» **Do this**: Determine how many lines contain the string "frac" and reply with that number alone.

=-=-=-=-=

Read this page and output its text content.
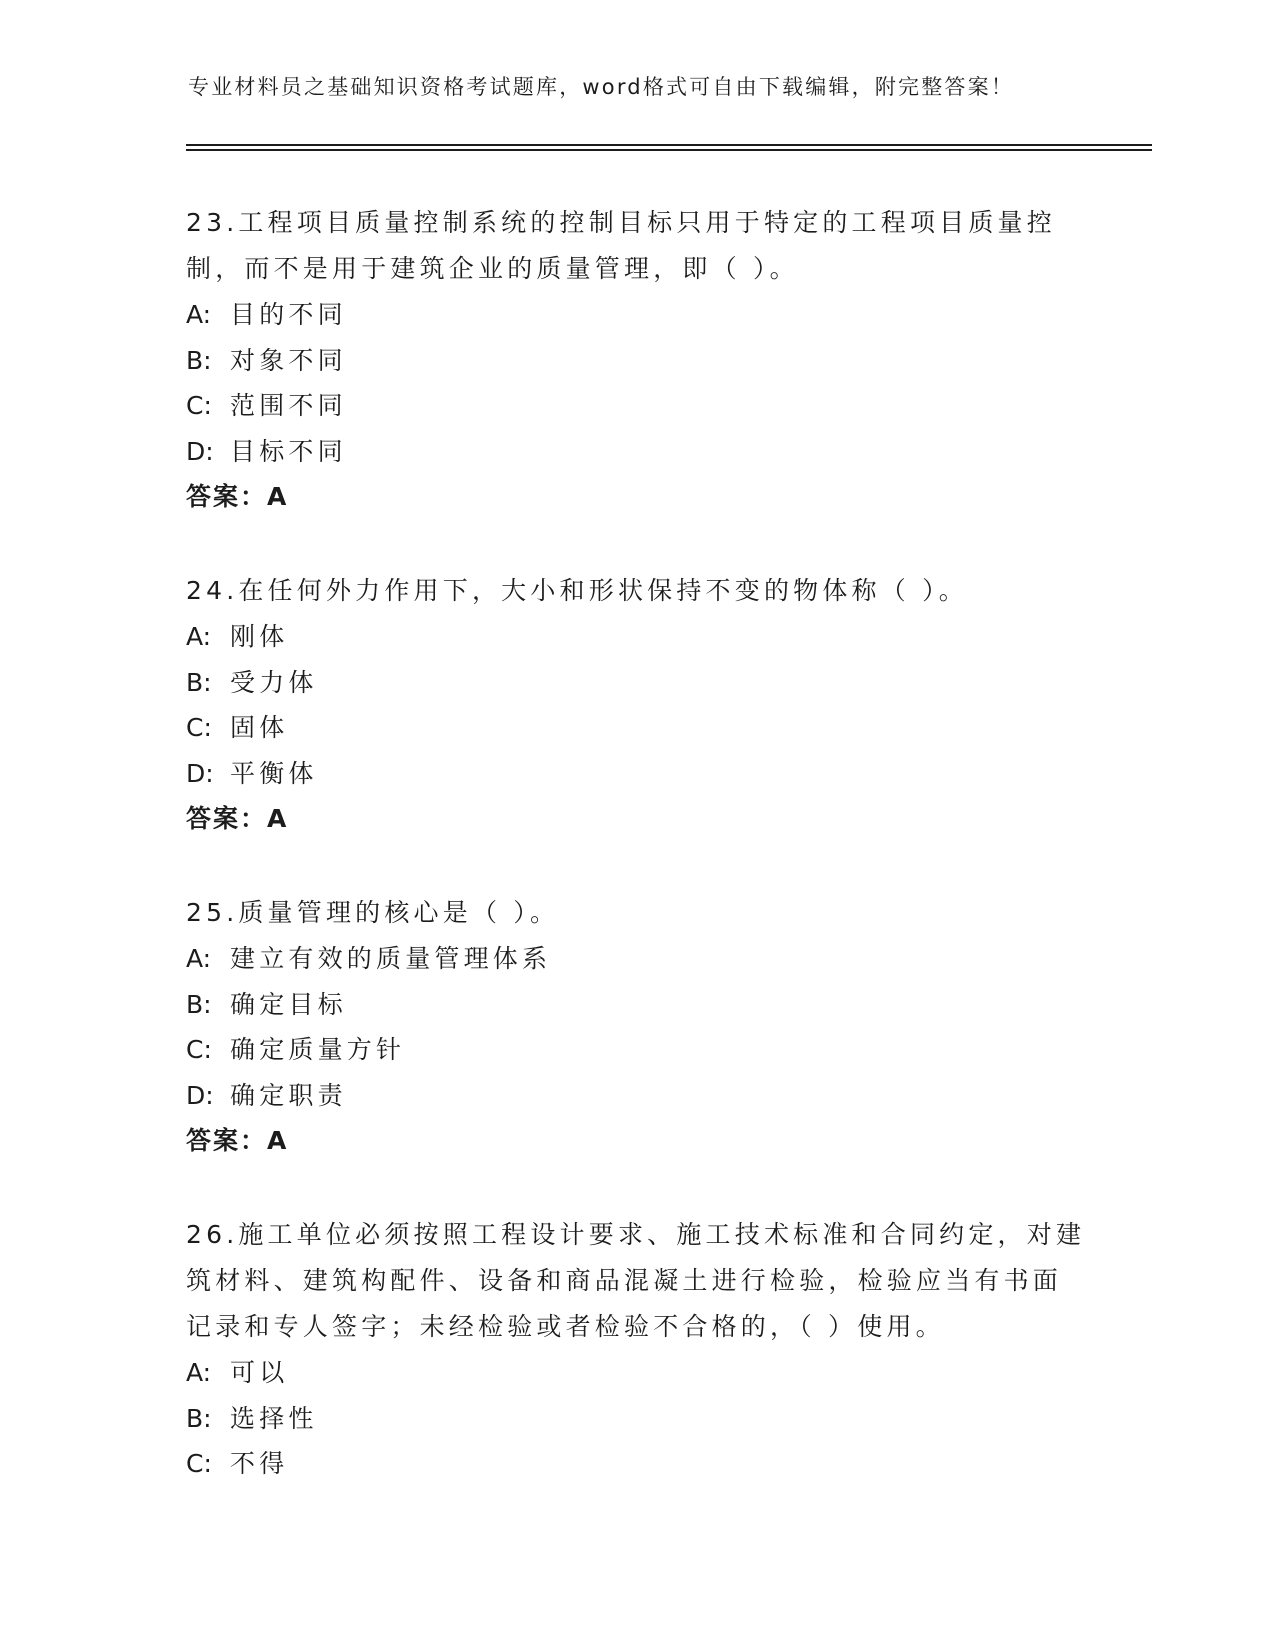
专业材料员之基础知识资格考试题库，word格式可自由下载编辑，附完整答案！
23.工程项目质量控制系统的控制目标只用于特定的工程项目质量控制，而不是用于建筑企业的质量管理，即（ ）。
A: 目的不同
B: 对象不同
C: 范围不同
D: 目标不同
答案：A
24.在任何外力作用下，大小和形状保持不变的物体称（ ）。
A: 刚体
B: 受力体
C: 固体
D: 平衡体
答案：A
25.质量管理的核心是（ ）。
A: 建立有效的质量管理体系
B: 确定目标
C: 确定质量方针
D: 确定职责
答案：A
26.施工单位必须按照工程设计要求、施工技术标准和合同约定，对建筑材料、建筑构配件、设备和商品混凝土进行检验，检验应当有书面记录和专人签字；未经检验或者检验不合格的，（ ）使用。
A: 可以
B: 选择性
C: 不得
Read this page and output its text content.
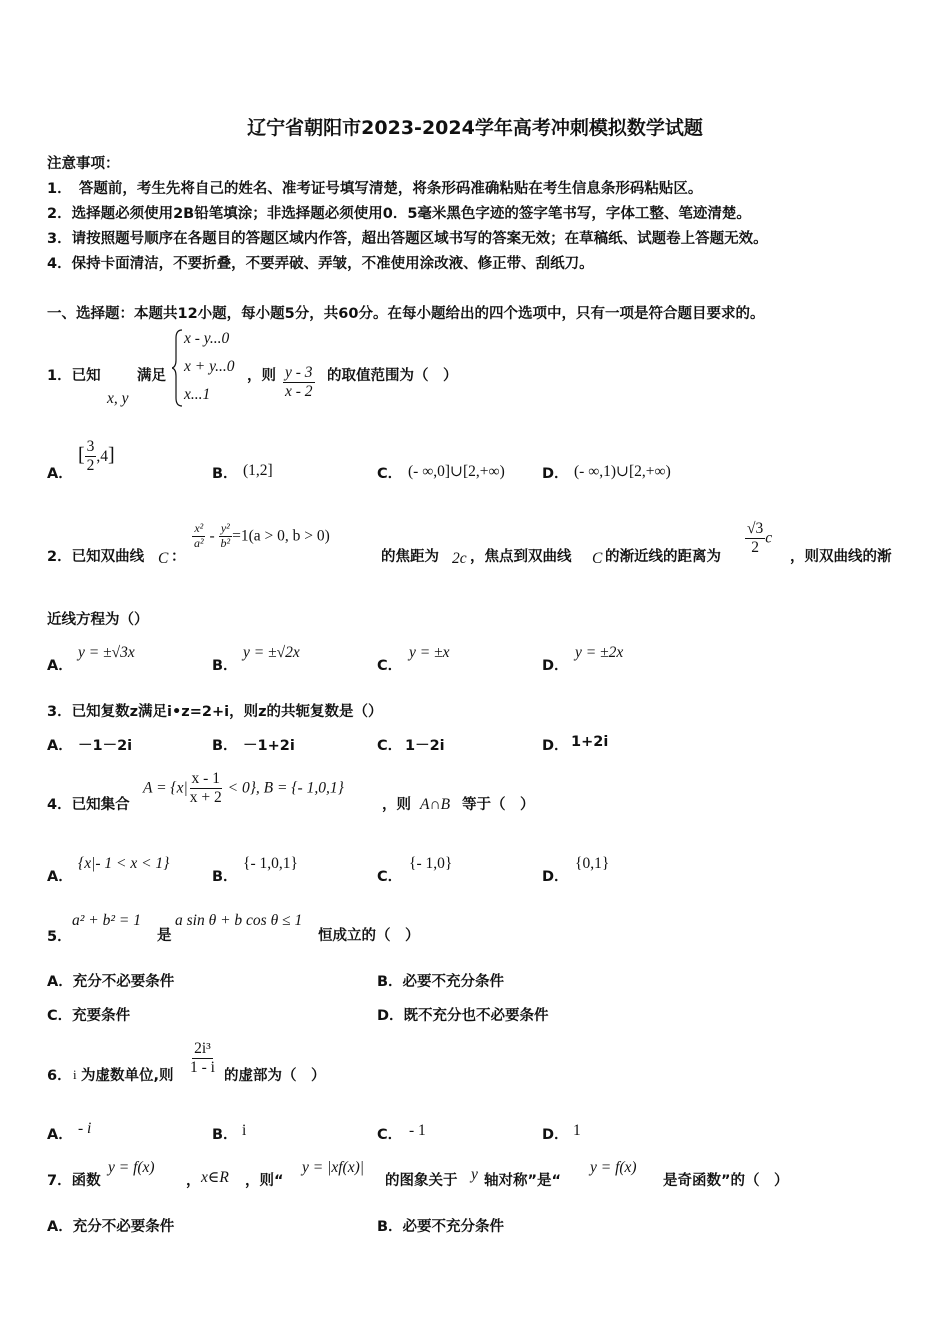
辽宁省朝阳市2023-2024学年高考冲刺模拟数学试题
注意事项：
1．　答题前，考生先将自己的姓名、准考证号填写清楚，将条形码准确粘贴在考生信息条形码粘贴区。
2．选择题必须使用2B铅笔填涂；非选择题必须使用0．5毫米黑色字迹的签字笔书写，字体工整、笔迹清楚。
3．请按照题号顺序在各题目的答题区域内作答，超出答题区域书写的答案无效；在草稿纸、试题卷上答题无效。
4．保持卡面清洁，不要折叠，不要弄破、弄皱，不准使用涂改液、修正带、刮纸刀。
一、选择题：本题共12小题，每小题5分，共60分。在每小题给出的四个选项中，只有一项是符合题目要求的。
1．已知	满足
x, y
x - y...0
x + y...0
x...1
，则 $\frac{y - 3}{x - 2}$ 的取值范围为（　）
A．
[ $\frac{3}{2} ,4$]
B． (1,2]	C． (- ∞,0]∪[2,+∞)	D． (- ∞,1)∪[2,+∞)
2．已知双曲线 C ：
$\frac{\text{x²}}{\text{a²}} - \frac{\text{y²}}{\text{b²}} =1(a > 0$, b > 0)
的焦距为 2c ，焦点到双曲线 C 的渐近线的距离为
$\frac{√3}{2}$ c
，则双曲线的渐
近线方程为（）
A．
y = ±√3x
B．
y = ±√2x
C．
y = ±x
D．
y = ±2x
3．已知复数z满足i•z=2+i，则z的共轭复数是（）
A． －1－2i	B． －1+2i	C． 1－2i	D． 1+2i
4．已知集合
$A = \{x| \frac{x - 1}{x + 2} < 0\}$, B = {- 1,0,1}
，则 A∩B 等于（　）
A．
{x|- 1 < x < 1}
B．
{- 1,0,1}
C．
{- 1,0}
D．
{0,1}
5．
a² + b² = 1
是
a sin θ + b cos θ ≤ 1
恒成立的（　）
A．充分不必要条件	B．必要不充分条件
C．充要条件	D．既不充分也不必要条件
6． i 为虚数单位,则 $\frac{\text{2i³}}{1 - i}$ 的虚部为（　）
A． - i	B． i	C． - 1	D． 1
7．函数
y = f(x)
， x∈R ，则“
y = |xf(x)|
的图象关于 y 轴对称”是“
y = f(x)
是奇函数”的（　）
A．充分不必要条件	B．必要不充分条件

=-=-=-=-=

» **Solution**: 6